[Records shown]

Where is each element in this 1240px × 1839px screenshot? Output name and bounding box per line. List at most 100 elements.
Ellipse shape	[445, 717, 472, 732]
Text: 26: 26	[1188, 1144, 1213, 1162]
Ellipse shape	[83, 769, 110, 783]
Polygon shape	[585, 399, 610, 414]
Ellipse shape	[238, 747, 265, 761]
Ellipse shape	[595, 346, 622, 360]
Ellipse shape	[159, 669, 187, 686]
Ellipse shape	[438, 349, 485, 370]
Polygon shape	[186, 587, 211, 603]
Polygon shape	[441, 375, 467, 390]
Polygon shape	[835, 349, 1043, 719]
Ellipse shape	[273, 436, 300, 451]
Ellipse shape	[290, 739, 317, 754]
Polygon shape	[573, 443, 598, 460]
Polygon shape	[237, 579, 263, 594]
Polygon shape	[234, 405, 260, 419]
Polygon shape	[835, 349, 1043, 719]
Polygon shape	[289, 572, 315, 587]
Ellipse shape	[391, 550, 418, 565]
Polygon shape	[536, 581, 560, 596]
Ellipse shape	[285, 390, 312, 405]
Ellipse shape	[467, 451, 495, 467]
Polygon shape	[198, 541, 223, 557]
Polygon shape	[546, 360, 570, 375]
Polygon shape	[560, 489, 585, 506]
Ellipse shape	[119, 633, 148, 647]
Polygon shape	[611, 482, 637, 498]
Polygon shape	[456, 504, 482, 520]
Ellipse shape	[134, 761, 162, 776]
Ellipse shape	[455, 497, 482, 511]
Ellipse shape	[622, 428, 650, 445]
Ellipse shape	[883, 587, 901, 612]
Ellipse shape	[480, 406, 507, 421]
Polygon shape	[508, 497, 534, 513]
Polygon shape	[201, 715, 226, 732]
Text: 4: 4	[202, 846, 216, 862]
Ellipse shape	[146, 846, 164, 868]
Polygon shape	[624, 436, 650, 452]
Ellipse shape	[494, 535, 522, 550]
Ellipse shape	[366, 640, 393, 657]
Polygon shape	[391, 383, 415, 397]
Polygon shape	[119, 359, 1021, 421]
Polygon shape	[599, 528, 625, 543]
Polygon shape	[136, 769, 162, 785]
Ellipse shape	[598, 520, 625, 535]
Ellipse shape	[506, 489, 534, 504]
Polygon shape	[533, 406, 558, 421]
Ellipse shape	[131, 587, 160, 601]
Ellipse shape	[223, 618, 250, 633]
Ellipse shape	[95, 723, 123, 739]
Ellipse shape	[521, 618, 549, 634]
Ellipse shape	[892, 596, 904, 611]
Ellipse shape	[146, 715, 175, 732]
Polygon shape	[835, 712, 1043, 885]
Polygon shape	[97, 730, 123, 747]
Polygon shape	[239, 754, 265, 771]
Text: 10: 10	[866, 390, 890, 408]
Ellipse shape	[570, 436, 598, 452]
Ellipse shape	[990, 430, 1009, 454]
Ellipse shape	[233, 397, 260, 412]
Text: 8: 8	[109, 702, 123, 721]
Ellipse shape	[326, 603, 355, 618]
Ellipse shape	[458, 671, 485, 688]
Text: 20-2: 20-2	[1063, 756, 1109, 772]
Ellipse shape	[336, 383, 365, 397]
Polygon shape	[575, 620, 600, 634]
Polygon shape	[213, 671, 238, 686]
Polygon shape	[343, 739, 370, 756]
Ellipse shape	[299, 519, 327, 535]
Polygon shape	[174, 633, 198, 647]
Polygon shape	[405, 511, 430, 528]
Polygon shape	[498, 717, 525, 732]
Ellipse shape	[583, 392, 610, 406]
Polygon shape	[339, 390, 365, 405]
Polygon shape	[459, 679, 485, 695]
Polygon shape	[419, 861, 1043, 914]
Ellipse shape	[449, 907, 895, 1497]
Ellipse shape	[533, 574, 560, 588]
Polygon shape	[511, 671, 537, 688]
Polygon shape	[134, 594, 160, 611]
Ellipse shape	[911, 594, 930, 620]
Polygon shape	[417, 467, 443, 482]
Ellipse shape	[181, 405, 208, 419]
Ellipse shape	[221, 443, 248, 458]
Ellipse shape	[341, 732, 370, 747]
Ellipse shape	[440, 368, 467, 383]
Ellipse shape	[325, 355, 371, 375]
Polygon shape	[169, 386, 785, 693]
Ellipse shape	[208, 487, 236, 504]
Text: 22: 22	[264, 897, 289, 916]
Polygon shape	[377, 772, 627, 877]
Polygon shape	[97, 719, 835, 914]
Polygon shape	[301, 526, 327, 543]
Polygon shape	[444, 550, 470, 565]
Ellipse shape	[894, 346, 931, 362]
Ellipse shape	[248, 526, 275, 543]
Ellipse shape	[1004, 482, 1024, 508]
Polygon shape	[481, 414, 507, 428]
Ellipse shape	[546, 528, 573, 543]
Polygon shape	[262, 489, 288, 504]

[The exercise] Extract each line of the data above that contains the string "Text", treating uppercase and lowercase letters as distinct.

[Final result]
Text: 26: 26	[1188, 1144, 1213, 1162]
Text: 4: 4	[202, 846, 216, 862]
Text: 10: 10	[866, 390, 890, 408]
Text: 8: 8	[109, 702, 123, 721]
Text: 20-2: 20-2	[1063, 756, 1109, 772]
Text: 22: 22	[264, 897, 289, 916]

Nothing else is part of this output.